Your goal:
Return each line of the listing below, unchanged, and omit the images.

Record set:
--- --- ---

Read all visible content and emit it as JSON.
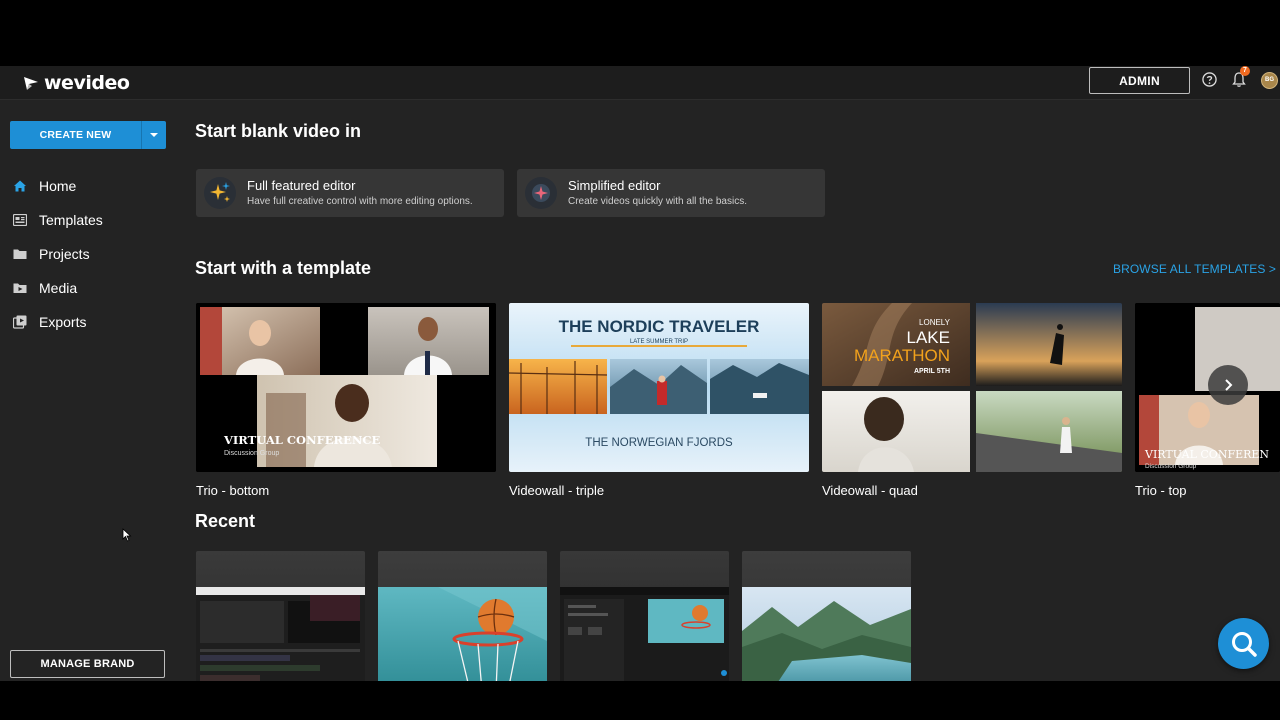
{
  "app": {
    "logo_text": "wevideo"
  },
  "topbar": {
    "admin_label": "ADMIN",
    "notification_count": "7",
    "avatar_initials": "BG"
  },
  "sidebar": {
    "create_new_label": "CREATE NEW",
    "items": [
      {
        "label": "Home",
        "icon": "home-icon"
      },
      {
        "label": "Templates",
        "icon": "templates-icon"
      },
      {
        "label": "Projects",
        "icon": "folder-icon"
      },
      {
        "label": "Media",
        "icon": "media-folder-icon"
      },
      {
        "label": "Exports",
        "icon": "exports-icon"
      }
    ],
    "manage_brand_label": "MANAGE BRAND"
  },
  "main": {
    "blank_heading": "Start blank video in",
    "editors": [
      {
        "title": "Full featured editor",
        "desc": "Have full creative control with more editing options."
      },
      {
        "title": "Simplified editor",
        "desc": "Create videos quickly with all the basics."
      }
    ],
    "template_heading": "Start with a template",
    "browse_all_label": "BROWSE ALL TEMPLATES >",
    "templates": [
      {
        "label": "Trio - bottom",
        "overlay": "VIRTUAL CONFERENCE",
        "sub": "Discussion Group"
      },
      {
        "label": "Videowall - triple",
        "overlay": "THE NORDIC TRAVELER",
        "sub": "LATE SUMMER TRIP",
        "footer": "THE NORWEGIAN FJORDS"
      },
      {
        "label": "Videowall - quad",
        "overlay_small": "LONELY",
        "overlay_mid": "LAKE",
        "overlay_big": "MARATHON",
        "overlay_date": "APRIL 5TH"
      },
      {
        "label": "Trio - top",
        "overlay": "VIRTUAL CONFEREN",
        "sub": "Discussion Group"
      }
    ],
    "recent_heading": "Recent"
  },
  "colors": {
    "accent": "#1e8fd6",
    "link": "#2aa3e6",
    "badge": "#f26b21"
  }
}
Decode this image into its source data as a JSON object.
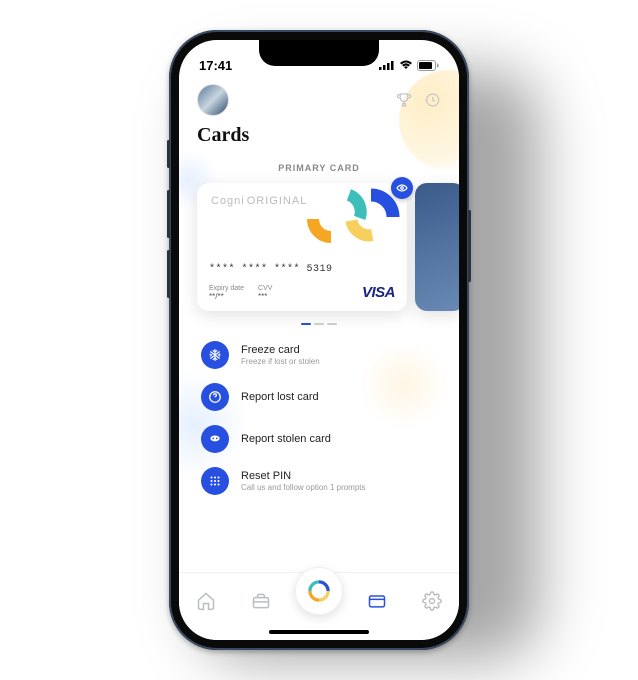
{
  "status_bar": {
    "time": "17:41"
  },
  "header": {
    "title": "Cards",
    "section_label": "PRIMARY CARD"
  },
  "card": {
    "brand": "Cogni",
    "variant": "ORIGINAL",
    "number_masked": "**** **** **** 5319",
    "expiry_label": "Expiry date",
    "expiry_value": "**/**",
    "cvv_label": "CVV",
    "cvv_value": "***",
    "network": "VISA"
  },
  "actions": [
    {
      "title": "Freeze card",
      "sub": "Freeze if lost or stolen",
      "icon": "snowflake-icon"
    },
    {
      "title": "Report lost card",
      "sub": "",
      "icon": "question-icon"
    },
    {
      "title": "Report stolen card",
      "sub": "",
      "icon": "mask-icon"
    },
    {
      "title": "Reset PIN",
      "sub": "Call us and follow option 1 prompts",
      "icon": "keypad-icon"
    }
  ],
  "tabs": [
    "home",
    "wallet",
    "logo",
    "cards",
    "settings"
  ],
  "colors": {
    "accent": "#2850e0",
    "accent2": "#f5a623",
    "accent3": "#3cbfb8",
    "yellow": "#f7cf5c"
  }
}
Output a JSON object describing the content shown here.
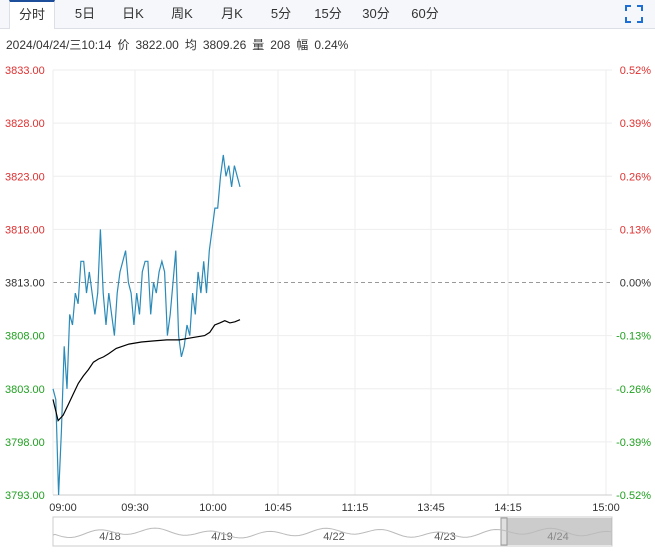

--- --- ---

Answer to the problem:
Read all visible content and emit it as JSON.
{
  "app": {
    "logo_text": "wevideo"
  },
  "topbar": {
    "admin_label": "ADMIN",
    "notification_count": "7",
    "avatar_initials": "BG"
  },
  "sidebar": {
    "create_new_label": "CREATE NEW",
    "items": [
      {
        "label": "Home",
        "icon": "home-icon"
      },
      {
        "label": "Templates",
        "icon": "templates-icon"
      },
      {
        "label": "Projects",
        "icon": "folder-icon"
      },
      {
        "label": "Media",
        "icon": "media-folder-icon"
      },
      {
        "label": "Exports",
        "icon": "exports-icon"
      }
    ],
    "manage_brand_label": "MANAGE BRAND"
  },
  "main": {
    "blank_heading": "Start blank video in",
    "editors": [
      {
        "title": "Full featured editor",
        "desc": "Have full creative control with more editing options."
      },
      {
        "title": "Simplified editor",
        "desc": "Create videos quickly with all the basics."
      }
    ],
    "template_heading": "Start with a template",
    "browse_all_label": "BROWSE ALL TEMPLATES >",
    "templates": [
      {
        "label": "Trio - bottom",
        "overlay": "VIRTUAL CONFERENCE",
        "sub": "Discussion Group"
      },
      {
        "label": "Videowall - triple",
        "overlay": "THE NORDIC TRAVELER",
        "sub": "LATE SUMMER TRIP",
        "footer": "THE NORWEGIAN FJORDS"
      },
      {
        "label": "Videowall - quad",
        "overlay_small": "LONELY",
        "overlay_mid": "LAKE",
        "overlay_big": "MARATHON",
        "overlay_date": "APRIL 5TH"
      },
      {
        "label": "Trio - top",
        "overlay": "VIRTUAL CONFEREN",
        "sub": "Discussion Group"
      }
    ],
    "recent_heading": "Recent"
  },
  "colors": {
    "accent": "#1e8fd6",
    "link": "#2aa3e6",
    "badge": "#f26b21"
  }
}
Decode this image into its source data as a JSON object.
{
  "status_bar": {
    "time": "17:41"
  },
  "header": {
    "title": "Cards",
    "section_label": "PRIMARY CARD"
  },
  "card": {
    "brand": "Cogni",
    "variant": "ORIGINAL",
    "number_masked": "**** **** **** 5319",
    "expiry_label": "Expiry date",
    "expiry_value": "**/**",
    "cvv_label": "CVV",
    "cvv_value": "***",
    "network": "VISA"
  },
  "actions": [
    {
      "title": "Freeze card",
      "sub": "Freeze if lost or stolen",
      "icon": "snowflake-icon"
    },
    {
      "title": "Report lost card",
      "sub": "",
      "icon": "question-icon"
    },
    {
      "title": "Report stolen card",
      "sub": "",
      "icon": "mask-icon"
    },
    {
      "title": "Reset PIN",
      "sub": "Call us and follow option 1 prompts",
      "icon": "keypad-icon"
    }
  ],
  "tabs": [
    "home",
    "wallet",
    "logo",
    "cards",
    "settings"
  ],
  "colors": {
    "accent": "#2850e0",
    "accent2": "#f5a623",
    "accent3": "#3cbfb8",
    "yellow": "#f7cf5c"
  }
}
Output a JSON object describing the content shown here.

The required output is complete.